Aim: State how many lines contain "Minh", and write nothing except that count.

◇ ◇ ◇

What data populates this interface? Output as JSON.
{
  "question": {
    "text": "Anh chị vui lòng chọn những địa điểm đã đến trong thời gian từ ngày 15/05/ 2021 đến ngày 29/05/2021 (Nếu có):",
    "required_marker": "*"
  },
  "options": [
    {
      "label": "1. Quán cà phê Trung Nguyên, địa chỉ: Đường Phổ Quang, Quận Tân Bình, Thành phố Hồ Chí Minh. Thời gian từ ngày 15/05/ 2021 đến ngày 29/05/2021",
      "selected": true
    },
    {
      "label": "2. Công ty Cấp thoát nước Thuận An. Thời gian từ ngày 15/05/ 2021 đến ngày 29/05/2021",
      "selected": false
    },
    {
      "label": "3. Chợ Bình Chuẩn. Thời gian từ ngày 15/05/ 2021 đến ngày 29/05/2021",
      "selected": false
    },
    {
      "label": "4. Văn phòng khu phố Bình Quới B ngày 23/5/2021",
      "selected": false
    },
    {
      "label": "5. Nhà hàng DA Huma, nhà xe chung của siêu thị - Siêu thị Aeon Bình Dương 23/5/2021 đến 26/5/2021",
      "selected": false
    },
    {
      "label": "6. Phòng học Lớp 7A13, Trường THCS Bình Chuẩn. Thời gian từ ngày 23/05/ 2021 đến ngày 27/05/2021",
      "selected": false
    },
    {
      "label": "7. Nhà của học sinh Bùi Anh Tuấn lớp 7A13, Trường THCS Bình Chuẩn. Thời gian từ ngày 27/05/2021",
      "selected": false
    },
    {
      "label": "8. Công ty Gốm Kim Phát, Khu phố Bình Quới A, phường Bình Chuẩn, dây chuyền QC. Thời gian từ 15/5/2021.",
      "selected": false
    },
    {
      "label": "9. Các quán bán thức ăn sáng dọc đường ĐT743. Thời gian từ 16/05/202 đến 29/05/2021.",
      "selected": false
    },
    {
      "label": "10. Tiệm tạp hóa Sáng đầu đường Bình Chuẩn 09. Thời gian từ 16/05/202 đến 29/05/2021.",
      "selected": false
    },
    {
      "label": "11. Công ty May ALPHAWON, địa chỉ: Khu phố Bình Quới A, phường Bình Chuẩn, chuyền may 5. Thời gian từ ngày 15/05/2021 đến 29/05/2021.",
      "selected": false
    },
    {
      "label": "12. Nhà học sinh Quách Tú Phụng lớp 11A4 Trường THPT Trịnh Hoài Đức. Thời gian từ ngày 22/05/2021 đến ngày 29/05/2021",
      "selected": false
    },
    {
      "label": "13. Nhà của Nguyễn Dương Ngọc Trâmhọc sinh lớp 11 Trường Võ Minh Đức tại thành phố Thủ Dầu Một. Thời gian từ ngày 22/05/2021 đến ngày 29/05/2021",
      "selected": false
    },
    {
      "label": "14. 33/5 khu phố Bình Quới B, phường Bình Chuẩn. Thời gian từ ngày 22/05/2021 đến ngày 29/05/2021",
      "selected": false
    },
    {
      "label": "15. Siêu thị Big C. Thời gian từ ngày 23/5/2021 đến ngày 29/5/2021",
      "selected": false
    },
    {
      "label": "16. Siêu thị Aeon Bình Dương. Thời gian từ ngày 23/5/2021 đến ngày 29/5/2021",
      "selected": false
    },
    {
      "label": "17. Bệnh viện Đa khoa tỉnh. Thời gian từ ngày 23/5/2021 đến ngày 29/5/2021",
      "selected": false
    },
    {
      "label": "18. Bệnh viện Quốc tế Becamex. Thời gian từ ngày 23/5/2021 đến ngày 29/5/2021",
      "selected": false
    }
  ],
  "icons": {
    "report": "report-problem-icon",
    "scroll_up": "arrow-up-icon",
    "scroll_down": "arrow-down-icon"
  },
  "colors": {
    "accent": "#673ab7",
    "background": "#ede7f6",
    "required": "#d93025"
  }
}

◇ ◇ ◇

Answer to the exercise: 2